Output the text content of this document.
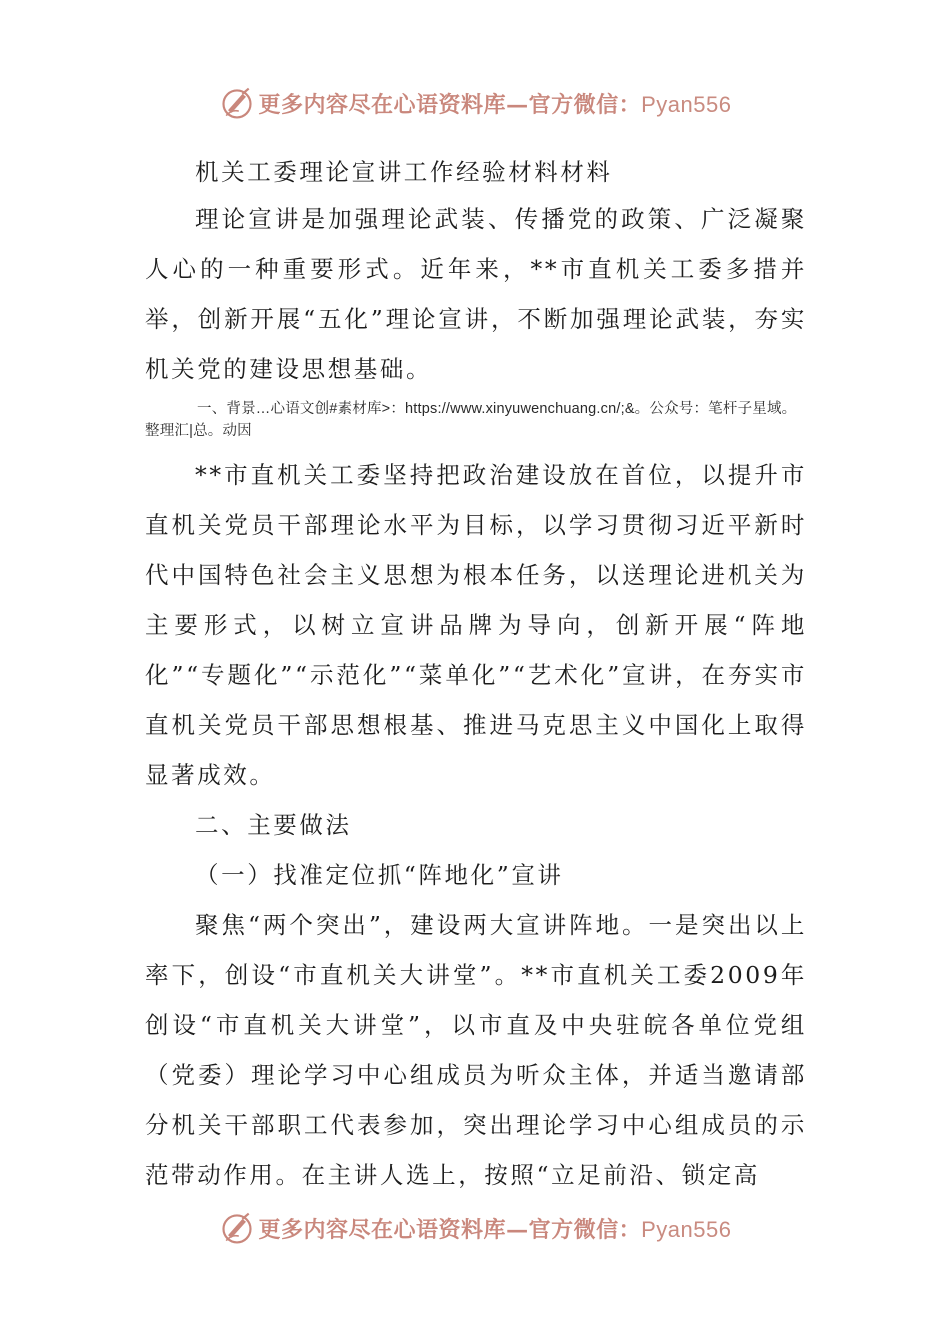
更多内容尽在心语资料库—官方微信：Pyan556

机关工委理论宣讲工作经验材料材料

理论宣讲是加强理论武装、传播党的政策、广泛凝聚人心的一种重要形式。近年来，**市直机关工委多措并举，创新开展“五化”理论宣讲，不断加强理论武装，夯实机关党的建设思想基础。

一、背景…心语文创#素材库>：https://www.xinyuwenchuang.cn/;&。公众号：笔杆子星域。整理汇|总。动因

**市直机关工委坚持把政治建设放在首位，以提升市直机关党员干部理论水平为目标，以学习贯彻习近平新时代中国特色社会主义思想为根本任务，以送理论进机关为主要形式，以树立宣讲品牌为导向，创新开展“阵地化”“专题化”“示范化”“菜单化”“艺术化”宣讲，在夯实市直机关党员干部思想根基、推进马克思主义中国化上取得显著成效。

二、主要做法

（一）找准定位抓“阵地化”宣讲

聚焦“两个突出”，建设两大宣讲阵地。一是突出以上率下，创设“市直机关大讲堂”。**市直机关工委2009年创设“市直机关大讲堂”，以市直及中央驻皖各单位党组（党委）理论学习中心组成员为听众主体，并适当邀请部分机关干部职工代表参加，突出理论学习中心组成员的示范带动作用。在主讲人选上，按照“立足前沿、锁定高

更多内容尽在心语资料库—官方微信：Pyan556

━━━━━━━━━━━━━━━━

#### [What to produce]
Omit the pictures. Transcribe every record exactly.

#### [Output of the exercise]
Output the text content of this document.
更多内容尽在心语资料库—官方微信：Pyan556

机关工委理论宣讲工作经验材料材料

理论宣讲是加强理论武装、传播党的政策、广泛凝聚人心的一种重要形式。近年来，**市直机关工委多措并举，创新开展“五化”理论宣讲，不断加强理论武装，夯实机关党的建设思想基础。

一、背景…心语文创#素材库>：https://www.xinyuwenchuang.cn/;&。公众号：笔杆子星域。整理汇|总。动因

**市直机关工委坚持把政治建设放在首位，以提升市直机关党员干部理论水平为目标，以学习贯彻习近平新时代中国特色社会主义思想为根本任务，以送理论进机关为主要形式，以树立宣讲品牌为导向，创新开展“阵地化”“专题化”“示范化”“菜单化”“艺术化”宣讲，在夯实市直机关党员干部思想根基、推进马克思主义中国化上取得显著成效。

二、主要做法

（一）找准定位抓“阵地化”宣讲

聚焦“两个突出”，建设两大宣讲阵地。一是突出以上率下，创设“市直机关大讲堂”。**市直机关工委2009年创设“市直机关大讲堂”，以市直及中央驻皖各单位党组（党委）理论学习中心组成员为听众主体，并适当邀请部分机关干部职工代表参加，突出理论学习中心组成员的示范带动作用。在主讲人选上，按照“立足前沿、锁定高

更多内容尽在心语资料库—官方微信：Pyan556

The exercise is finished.